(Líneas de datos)
= = = = = = =

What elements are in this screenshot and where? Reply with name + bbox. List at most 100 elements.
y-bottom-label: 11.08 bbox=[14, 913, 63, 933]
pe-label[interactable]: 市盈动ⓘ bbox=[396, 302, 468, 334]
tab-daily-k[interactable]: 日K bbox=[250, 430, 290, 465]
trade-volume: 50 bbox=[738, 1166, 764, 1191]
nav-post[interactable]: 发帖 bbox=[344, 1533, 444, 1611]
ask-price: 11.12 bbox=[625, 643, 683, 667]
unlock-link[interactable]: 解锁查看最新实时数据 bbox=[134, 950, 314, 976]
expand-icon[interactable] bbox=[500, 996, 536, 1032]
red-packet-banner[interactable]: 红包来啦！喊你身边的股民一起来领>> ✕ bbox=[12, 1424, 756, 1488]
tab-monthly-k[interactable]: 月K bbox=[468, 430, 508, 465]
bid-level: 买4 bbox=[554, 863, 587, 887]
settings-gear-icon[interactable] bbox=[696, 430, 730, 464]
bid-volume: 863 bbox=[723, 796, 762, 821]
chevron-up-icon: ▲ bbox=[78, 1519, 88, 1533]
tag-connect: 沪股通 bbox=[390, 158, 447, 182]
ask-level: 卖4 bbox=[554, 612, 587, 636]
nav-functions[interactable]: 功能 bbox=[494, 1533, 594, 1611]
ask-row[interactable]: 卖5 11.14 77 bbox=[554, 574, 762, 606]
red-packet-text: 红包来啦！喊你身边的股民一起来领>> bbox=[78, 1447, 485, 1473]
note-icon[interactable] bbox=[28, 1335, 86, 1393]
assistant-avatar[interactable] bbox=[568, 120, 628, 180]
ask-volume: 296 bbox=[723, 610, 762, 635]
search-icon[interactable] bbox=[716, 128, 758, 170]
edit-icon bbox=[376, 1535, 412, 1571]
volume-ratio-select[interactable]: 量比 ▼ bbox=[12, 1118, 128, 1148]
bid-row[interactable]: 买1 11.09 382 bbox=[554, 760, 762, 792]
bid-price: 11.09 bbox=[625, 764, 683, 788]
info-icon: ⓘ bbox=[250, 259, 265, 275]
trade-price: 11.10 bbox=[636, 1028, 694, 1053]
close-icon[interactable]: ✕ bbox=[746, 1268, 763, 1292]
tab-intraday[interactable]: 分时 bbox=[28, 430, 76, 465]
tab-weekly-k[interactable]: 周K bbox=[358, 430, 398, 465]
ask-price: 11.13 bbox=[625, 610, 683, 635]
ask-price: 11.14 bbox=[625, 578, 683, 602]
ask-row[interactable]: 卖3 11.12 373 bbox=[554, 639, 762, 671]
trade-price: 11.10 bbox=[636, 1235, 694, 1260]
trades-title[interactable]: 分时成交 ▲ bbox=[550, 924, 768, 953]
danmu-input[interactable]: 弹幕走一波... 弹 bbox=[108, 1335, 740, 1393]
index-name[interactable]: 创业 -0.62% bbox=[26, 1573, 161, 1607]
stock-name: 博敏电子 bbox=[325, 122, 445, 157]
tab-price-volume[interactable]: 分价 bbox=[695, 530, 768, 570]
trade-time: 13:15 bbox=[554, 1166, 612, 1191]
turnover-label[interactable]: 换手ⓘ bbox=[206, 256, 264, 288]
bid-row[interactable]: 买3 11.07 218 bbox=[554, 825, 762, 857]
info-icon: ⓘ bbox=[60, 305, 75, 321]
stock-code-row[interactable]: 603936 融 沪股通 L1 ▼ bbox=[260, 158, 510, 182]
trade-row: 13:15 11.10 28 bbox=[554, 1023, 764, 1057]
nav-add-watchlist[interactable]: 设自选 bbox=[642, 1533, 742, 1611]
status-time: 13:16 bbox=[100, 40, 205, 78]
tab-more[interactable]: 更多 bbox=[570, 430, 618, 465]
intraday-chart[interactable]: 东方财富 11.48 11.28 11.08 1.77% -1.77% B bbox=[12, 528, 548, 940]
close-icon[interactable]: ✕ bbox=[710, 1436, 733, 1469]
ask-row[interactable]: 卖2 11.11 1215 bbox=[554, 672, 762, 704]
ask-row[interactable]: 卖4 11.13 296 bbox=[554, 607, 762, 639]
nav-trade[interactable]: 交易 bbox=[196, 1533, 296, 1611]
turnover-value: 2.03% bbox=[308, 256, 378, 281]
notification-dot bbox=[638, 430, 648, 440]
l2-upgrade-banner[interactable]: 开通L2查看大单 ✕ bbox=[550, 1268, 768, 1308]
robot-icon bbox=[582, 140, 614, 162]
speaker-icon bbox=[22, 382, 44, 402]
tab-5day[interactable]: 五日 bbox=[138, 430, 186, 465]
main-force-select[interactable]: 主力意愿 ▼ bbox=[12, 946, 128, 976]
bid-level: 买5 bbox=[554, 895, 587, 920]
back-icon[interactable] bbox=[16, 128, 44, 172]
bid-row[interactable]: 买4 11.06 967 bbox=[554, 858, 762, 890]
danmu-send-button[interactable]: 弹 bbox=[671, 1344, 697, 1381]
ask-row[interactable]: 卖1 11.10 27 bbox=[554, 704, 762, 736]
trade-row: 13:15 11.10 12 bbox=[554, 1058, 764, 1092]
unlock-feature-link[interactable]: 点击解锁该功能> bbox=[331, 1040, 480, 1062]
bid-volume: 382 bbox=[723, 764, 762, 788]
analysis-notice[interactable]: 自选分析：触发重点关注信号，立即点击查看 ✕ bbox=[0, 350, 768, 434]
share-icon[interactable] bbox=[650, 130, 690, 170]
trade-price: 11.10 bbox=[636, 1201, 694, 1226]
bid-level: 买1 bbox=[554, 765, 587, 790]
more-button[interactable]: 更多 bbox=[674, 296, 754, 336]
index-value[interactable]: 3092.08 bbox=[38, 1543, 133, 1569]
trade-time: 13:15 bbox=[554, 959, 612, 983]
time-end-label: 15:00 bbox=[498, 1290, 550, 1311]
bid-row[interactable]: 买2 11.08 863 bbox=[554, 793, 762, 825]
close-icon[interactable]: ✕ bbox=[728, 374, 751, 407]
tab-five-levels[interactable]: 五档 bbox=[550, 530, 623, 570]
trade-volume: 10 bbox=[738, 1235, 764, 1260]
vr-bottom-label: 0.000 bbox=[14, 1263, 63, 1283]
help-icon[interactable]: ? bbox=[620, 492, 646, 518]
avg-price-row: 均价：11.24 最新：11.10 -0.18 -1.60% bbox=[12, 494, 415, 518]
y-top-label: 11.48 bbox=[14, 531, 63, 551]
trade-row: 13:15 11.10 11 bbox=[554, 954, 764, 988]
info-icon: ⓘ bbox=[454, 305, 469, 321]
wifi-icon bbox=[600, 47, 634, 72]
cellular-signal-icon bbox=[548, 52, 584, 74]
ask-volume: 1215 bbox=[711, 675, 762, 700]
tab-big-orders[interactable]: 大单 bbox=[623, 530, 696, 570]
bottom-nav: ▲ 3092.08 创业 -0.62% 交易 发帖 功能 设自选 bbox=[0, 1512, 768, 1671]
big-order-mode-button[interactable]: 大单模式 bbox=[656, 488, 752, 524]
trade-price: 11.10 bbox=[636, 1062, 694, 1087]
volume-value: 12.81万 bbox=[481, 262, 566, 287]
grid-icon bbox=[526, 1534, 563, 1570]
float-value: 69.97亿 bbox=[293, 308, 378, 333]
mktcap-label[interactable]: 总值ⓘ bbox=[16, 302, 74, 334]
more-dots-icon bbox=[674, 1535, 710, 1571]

= = = = = = =

**Tus instrucciones**
Expresa todo el listado anterior como una tabla en Markdown con dos columnas, «Número» y «Línea». Numera cada fila y omite las líneas en blanco.

**Resultado del ejercicio**
| Número | Línea |
|---|---|
| 1 | What elements are in this screenshot and where? Reply with name + bbox. List at most 100 elements. |
| 2 | y-bottom-label: 11.08 bbox=[14, 913, 63, 933] |
| 3 | pe-label[interactable]: 市盈动ⓘ bbox=[396, 302, 468, 334] |
| 4 | tab-daily-k[interactable]: 日K bbox=[250, 430, 290, 465] |
| 5 | trade-volume: 50 bbox=[738, 1166, 764, 1191] |
| 6 | nav-post[interactable]: 发帖 bbox=[344, 1533, 444, 1611] |
| 7 | ask-price: 11.12 bbox=[625, 643, 683, 667] |
| 8 | unlock-link[interactable]: 解锁查看最新实时数据 bbox=[134, 950, 314, 976] |
| 9 | expand-icon[interactable] bbox=[500, 996, 536, 1032] |
| 10 | red-packet-banner[interactable]: 红包来啦！喊你身边的股民一起来领>> ✕ bbox=[12, 1424, 756, 1488] |
| 11 | tab-monthly-k[interactable]: 月K bbox=[468, 430, 508, 465] |
| 12 | bid-level: 买4 bbox=[554, 863, 587, 887] |
| 13 | settings-gear-icon[interactable] bbox=[696, 430, 730, 464] |
| 14 | bid-volume: 863 bbox=[723, 796, 762, 821] |
| 15 | chevron-up-icon: ▲ bbox=[78, 1519, 88, 1533] |
| 16 | tag-connect: 沪股通 bbox=[390, 158, 447, 182] |
| 17 | ask-level: 卖4 bbox=[554, 612, 587, 636] |
| 18 | nav-functions[interactable]: 功能 bbox=[494, 1533, 594, 1611] |
| 19 | ask-row[interactable]: 卖5 11.14 77 bbox=[554, 574, 762, 606] |
| 20 | red-packet-text: 红包来啦！喊你身边的股民一起来领>> bbox=[78, 1447, 485, 1473] |
| 21 | note-icon[interactable] bbox=[28, 1335, 86, 1393] |
| 22 | assistant-avatar[interactable] bbox=[568, 120, 628, 180] |
| 23 | ask-volume: 296 bbox=[723, 610, 762, 635] |
| 24 | search-icon[interactable] bbox=[716, 128, 758, 170] |
| 25 | edit-icon bbox=[376, 1535, 412, 1571] |
| 26 | volume-ratio-select[interactable]: 量比 ▼ bbox=[12, 1118, 128, 1148] |
| 27 | bid-row[interactable]: 买1 11.09 382 bbox=[554, 760, 762, 792] |
| 28 | bid-price: 11.09 bbox=[625, 764, 683, 788] |
| 29 | info-icon: ⓘ bbox=[250, 259, 265, 275] |
| 30 | trade-price: 11.10 bbox=[636, 1028, 694, 1053] |
| 31 | close-icon[interactable]: ✕ bbox=[746, 1268, 763, 1292] |
| 32 | tab-intraday[interactable]: 分时 bbox=[28, 430, 76, 465] |
| 33 | tab-weekly-k[interactable]: 周K bbox=[358, 430, 398, 465] |
| 34 | ask-price: 11.13 bbox=[625, 610, 683, 635] |
| 35 | ask-price: 11.14 bbox=[625, 578, 683, 602] |
| 36 | ask-row[interactable]: 卖3 11.12 373 bbox=[554, 639, 762, 671] |
| 37 | trade-price: 11.10 bbox=[636, 1235, 694, 1260] |
| 38 | trades-title[interactable]: 分时成交 ▲ bbox=[550, 924, 768, 953] |
| 39 | danmu-input[interactable]: 弹幕走一波... 弹 bbox=[108, 1335, 740, 1393] |
| 40 | index-name[interactable]: 创业 -0.62% bbox=[26, 1573, 161, 1607] |
| 41 | stock-name: 博敏电子 bbox=[325, 122, 445, 157] |
| 42 | tab-price-volume[interactable]: 分价 bbox=[695, 530, 768, 570] |
| 43 | trade-time: 13:15 bbox=[554, 1166, 612, 1191] |
| 44 | turnover-label[interactable]: 换手ⓘ bbox=[206, 256, 264, 288] |
| 45 | bid-row[interactable]: 买3 11.07 218 bbox=[554, 825, 762, 857] |
| 46 | info-icon: ⓘ bbox=[60, 305, 75, 321] |
| 47 | stock-code-row[interactable]: 603936 融 沪股通 L1 ▼ bbox=[260, 158, 510, 182] |
| 48 | trade-row: 13:15 11.10 28 bbox=[554, 1023, 764, 1057] |
| 49 | nav-add-watchlist[interactable]: 设自选 bbox=[642, 1533, 742, 1611] |
| 50 | status-time: 13:16 bbox=[100, 40, 205, 78] |
| 51 | tab-more[interactable]: 更多 bbox=[570, 430, 618, 465] |
| 52 | intraday-chart[interactable]: 东方财富 11.48 11.28 11.08 1.77% -1.77% B bbox=[12, 528, 548, 940] |
| 53 | close-icon[interactable]: ✕ bbox=[710, 1436, 733, 1469] |
| 54 | ask-row[interactable]: 卖2 11.11 1215 bbox=[554, 672, 762, 704] |
| 55 | ask-row[interactable]: 卖4 11.13 296 bbox=[554, 607, 762, 639] |
| 56 | nav-trade[interactable]: 交易 bbox=[196, 1533, 296, 1611] |
| 57 | turnover-value: 2.03% bbox=[308, 256, 378, 281] |
| 58 | notification-dot bbox=[638, 430, 648, 440] |
| 59 | l2-upgrade-banner[interactable]: 开通L2查看大单 ✕ bbox=[550, 1268, 768, 1308] |
| 60 | robot-icon bbox=[582, 140, 614, 162] |
| 61 | speaker-icon bbox=[22, 382, 44, 402] |
| 62 | tab-5day[interactable]: 五日 bbox=[138, 430, 186, 465] |
| 63 | main-force-select[interactable]: 主力意愿 ▼ bbox=[12, 946, 128, 976] |
| 64 | bid-level: 买5 bbox=[554, 895, 587, 920] |
| 65 | back-icon[interactable] bbox=[16, 128, 44, 172] |
| 66 | bid-row[interactable]: 买4 11.06 967 bbox=[554, 858, 762, 890] |
| 67 | danmu-send-button[interactable]: 弹 bbox=[671, 1344, 697, 1381] |
| 68 | ask-row[interactable]: 卖1 11.10 27 bbox=[554, 704, 762, 736] |
| 69 | trade-row: 13:15 11.10 12 bbox=[554, 1058, 764, 1092] |
| 70 | unlock-feature-link[interactable]: 点击解锁该功能> bbox=[331, 1040, 480, 1062] |
| 71 | bid-volume: 382 bbox=[723, 764, 762, 788] |
| 72 | analysis-notice[interactable]: 自选分析：触发重点关注信号，立即点击查看 ✕ bbox=[0, 350, 768, 434] |
| 73 | share-icon[interactable] bbox=[650, 130, 690, 170] |
| 74 | trade-price: 11.10 bbox=[636, 1201, 694, 1226] |
| 75 | bid-level: 买1 bbox=[554, 765, 587, 790] |
| 76 | more-button[interactable]: 更多 bbox=[674, 296, 754, 336] |
| 77 | index-value[interactable]: 3092.08 bbox=[38, 1543, 133, 1569] |
| 78 | trade-time: 13:15 bbox=[554, 959, 612, 983] |
| 79 | time-end-label: 15:00 bbox=[498, 1290, 550, 1311] |
| 80 | bid-row[interactable]: 买2 11.08 863 bbox=[554, 793, 762, 825] |
| 81 | close-icon[interactable]: ✕ bbox=[728, 374, 751, 407] |
| 82 | tab-five-levels[interactable]: 五档 bbox=[550, 530, 623, 570] |
| 83 | trade-volume: 10 bbox=[738, 1235, 764, 1260] |
| 84 | vr-bottom-label: 0.000 bbox=[14, 1263, 63, 1283] |
| 85 | help-icon[interactable]: ? bbox=[620, 492, 646, 518] |
| 86 | avg-price-row: 均价：11.24 最新：11.10 -0.18 -1.60% bbox=[12, 494, 415, 518] |
| 87 | y-top-label: 11.48 bbox=[14, 531, 63, 551] |
| 88 | trade-row: 13:15 11.10 11 bbox=[554, 954, 764, 988] |
| 89 | info-icon: ⓘ bbox=[454, 305, 469, 321] |
| 90 | wifi-icon bbox=[600, 47, 634, 72] |
| 91 | cellular-signal-icon bbox=[548, 52, 584, 74] |
| 92 | ask-volume: 1215 bbox=[711, 675, 762, 700] |
| 93 | tab-big-orders[interactable]: 大单 bbox=[623, 530, 696, 570] |
| 94 | bottom-nav: ▲ 3092.08 创业 -0.62% 交易 发帖 功能 设自选 bbox=[0, 1512, 768, 1671] |
| 95 | big-order-mode-button[interactable]: 大单模式 bbox=[656, 488, 752, 524] |
| 96 | trade-price: 11.10 bbox=[636, 1062, 694, 1087] |
| 97 | volume-value: 12.81万 bbox=[481, 262, 566, 287] |
| 98 | grid-icon bbox=[526, 1534, 563, 1570] |
| 99 | float-value: 69.97亿 bbox=[293, 308, 378, 333] |
| 100 | mktcap-label[interactable]: 总值ⓘ bbox=[16, 302, 74, 334] |
| 101 | more-dots-icon bbox=[674, 1535, 710, 1571] |